GIVEN PROBLEM -> Determine how many lines of the material hold the string "grid" and reply with only that number.
::: ROWS
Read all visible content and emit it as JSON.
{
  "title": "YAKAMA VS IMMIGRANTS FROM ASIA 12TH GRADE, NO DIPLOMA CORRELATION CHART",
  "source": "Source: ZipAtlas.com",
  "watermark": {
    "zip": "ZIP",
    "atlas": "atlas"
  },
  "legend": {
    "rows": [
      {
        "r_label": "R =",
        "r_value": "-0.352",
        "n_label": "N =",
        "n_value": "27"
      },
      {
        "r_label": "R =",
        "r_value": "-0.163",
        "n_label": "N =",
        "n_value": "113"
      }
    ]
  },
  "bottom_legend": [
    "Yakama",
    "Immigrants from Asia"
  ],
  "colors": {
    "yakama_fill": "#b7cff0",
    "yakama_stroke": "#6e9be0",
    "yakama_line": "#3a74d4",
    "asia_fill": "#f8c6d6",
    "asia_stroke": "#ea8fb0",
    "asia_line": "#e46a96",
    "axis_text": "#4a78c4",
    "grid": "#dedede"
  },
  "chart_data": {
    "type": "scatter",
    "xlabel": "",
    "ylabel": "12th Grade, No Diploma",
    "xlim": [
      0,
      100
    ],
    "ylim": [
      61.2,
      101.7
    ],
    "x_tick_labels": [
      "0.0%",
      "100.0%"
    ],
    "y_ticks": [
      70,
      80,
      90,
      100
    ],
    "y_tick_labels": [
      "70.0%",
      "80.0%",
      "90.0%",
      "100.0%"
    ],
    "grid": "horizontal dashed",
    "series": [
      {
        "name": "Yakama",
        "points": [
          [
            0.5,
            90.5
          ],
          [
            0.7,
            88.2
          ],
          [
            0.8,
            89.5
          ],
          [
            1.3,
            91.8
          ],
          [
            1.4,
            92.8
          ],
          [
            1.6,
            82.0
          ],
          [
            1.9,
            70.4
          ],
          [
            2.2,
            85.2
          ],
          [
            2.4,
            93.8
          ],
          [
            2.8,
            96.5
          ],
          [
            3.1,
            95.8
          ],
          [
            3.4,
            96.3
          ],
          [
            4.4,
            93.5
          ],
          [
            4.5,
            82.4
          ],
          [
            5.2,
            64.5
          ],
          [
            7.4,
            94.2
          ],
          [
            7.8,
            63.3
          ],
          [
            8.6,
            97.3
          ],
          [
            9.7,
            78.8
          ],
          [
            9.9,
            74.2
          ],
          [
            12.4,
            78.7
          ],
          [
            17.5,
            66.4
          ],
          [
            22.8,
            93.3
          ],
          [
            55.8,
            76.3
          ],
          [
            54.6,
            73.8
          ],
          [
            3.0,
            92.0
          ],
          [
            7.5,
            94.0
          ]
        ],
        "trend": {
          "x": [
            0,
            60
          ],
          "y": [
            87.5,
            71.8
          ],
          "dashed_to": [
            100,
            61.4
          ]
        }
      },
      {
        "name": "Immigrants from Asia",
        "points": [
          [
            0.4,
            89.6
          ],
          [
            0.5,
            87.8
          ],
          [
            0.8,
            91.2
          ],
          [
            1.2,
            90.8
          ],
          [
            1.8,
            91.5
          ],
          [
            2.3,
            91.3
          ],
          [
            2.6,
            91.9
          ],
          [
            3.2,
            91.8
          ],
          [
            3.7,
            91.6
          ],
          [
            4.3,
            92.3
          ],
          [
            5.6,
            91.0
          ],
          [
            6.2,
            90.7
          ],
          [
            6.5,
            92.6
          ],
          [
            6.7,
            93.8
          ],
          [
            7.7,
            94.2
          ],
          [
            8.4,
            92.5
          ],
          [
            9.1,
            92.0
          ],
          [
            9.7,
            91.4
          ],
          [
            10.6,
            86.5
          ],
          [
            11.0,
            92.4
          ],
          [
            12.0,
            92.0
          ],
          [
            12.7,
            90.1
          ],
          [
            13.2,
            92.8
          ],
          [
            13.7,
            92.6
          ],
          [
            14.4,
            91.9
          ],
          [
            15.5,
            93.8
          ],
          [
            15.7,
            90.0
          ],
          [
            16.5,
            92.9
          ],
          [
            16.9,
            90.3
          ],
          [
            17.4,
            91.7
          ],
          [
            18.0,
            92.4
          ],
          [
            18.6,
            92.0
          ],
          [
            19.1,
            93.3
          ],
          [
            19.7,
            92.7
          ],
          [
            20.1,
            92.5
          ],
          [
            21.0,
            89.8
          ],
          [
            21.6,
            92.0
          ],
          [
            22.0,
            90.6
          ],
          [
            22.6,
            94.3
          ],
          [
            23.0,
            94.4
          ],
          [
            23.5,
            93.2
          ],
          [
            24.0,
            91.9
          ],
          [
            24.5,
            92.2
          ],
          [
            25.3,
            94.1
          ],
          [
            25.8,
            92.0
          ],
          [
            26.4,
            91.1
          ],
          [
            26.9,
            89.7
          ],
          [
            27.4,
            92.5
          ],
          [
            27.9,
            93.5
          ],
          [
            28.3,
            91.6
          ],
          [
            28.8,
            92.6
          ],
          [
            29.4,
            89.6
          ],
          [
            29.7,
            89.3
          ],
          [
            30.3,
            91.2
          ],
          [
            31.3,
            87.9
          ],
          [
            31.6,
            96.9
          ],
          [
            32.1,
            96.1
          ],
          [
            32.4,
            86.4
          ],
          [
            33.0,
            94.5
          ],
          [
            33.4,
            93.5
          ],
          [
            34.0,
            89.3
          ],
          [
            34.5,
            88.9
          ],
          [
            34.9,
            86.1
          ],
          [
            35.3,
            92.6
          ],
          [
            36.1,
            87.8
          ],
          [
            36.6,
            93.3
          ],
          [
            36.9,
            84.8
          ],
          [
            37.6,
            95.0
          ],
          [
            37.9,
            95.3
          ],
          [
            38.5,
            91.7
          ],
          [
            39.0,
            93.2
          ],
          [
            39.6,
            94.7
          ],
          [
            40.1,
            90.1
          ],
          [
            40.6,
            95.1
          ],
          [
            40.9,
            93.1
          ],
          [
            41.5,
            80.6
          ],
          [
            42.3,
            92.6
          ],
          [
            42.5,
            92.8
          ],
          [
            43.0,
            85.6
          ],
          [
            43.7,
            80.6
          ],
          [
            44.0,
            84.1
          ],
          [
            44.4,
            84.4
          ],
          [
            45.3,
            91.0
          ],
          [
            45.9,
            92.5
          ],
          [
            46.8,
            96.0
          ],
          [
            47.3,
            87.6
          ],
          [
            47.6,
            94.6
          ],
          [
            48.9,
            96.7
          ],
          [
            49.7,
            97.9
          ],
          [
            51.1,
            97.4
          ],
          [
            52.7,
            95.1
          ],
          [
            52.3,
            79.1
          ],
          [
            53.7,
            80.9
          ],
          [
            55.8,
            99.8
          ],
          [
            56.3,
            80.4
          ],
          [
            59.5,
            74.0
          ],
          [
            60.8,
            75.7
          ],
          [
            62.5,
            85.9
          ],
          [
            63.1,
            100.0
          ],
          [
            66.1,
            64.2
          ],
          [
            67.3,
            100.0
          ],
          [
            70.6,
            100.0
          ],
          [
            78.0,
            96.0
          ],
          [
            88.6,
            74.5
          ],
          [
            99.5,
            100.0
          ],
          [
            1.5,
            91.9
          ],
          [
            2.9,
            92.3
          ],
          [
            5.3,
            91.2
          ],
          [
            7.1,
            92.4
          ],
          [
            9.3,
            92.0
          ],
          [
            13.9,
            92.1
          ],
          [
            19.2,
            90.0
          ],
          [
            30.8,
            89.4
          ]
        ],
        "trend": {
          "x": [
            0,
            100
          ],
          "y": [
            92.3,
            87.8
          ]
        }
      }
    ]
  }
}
::::::
REPLY -> 2